### Materials provided
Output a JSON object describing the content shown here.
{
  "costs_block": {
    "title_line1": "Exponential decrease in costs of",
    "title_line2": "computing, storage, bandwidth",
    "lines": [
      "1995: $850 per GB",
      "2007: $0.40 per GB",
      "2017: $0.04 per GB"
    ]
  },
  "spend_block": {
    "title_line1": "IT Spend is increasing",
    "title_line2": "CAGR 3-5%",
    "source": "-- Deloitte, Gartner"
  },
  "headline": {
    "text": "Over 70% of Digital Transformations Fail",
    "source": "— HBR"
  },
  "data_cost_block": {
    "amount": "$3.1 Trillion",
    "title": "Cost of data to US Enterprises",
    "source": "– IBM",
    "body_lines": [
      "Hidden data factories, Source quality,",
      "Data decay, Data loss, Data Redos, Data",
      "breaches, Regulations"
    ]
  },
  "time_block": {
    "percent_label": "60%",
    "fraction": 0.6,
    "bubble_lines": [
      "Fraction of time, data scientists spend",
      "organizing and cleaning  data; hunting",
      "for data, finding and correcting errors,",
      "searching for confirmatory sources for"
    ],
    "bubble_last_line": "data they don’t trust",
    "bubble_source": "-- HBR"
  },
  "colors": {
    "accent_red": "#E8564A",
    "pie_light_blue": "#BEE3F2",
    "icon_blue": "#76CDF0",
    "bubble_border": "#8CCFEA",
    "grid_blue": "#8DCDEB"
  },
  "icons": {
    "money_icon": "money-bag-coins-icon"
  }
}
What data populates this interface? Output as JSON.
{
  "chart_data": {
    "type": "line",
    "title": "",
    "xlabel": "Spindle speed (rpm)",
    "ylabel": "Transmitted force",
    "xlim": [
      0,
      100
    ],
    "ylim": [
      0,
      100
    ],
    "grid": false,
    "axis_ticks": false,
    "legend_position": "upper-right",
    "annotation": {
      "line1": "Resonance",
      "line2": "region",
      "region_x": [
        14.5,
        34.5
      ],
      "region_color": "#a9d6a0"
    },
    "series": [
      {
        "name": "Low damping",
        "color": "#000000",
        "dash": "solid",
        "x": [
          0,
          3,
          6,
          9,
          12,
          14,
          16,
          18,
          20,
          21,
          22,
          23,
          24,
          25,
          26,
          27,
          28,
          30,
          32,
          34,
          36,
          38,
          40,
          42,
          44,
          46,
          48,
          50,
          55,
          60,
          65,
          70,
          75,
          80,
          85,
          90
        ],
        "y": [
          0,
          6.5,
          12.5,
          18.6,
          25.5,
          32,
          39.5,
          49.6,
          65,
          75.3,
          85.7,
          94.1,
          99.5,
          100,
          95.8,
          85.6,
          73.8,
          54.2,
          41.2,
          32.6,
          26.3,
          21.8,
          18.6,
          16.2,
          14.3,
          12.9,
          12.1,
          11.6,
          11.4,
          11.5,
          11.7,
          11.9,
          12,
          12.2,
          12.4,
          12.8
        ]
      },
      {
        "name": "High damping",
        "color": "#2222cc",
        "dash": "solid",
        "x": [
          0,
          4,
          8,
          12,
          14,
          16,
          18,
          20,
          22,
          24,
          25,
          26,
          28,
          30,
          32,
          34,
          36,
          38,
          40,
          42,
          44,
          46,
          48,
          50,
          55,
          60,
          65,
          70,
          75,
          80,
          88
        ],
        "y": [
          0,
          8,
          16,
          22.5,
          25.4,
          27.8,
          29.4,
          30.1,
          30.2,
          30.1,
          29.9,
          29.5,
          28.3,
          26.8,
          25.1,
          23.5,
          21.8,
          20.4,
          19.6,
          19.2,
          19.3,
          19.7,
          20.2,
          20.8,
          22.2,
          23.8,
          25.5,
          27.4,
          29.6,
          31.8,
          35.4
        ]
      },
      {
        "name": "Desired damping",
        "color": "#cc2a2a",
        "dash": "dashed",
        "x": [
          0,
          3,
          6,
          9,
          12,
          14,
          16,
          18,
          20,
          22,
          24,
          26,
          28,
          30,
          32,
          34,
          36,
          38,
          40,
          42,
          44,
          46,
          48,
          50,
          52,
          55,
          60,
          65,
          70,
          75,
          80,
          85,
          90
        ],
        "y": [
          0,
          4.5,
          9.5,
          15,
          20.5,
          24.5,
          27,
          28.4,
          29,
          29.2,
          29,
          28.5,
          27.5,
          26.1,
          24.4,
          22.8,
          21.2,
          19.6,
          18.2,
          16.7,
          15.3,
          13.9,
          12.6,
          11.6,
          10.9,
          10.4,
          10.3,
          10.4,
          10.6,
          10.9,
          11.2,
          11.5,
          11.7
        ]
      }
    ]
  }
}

### What you will do
Copy all lines above containing the string "damping".

### Solution below
        "name": "Low damping",
        "name": "High damping",
        "name": "Desired damping",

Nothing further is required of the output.